-- begin --

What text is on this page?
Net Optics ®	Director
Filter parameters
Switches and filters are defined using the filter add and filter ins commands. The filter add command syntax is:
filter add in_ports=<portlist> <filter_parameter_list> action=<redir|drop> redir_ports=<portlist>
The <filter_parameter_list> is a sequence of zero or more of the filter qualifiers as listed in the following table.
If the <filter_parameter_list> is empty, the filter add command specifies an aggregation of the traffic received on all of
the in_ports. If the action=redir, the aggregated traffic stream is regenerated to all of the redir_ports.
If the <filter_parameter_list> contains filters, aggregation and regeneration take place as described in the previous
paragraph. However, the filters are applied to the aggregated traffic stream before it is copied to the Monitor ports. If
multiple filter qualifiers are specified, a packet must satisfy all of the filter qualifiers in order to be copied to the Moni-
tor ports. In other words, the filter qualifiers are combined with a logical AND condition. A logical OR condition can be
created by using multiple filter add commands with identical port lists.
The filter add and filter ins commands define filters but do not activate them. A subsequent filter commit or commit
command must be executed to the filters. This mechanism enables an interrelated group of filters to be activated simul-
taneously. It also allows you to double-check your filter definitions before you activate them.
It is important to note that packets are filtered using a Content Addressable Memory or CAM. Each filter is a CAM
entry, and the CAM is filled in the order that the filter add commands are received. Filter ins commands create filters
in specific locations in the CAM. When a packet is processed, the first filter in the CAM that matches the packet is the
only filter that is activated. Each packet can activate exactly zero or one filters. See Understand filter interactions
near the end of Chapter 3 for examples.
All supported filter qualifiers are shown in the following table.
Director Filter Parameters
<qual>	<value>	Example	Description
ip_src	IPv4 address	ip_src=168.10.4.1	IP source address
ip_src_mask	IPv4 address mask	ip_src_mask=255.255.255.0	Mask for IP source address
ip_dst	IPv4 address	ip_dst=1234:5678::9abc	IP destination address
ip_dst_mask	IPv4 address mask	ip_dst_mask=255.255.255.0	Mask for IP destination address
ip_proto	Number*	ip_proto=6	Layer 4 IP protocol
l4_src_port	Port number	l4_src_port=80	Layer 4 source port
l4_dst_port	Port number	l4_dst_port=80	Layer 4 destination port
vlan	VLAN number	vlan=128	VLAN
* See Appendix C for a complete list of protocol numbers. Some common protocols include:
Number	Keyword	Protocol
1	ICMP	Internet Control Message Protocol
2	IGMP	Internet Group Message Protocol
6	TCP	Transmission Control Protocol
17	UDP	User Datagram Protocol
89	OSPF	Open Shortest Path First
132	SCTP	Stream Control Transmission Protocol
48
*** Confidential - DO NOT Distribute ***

-- end --

Compute how many lines include the string "multiple", then give that number by itself.

2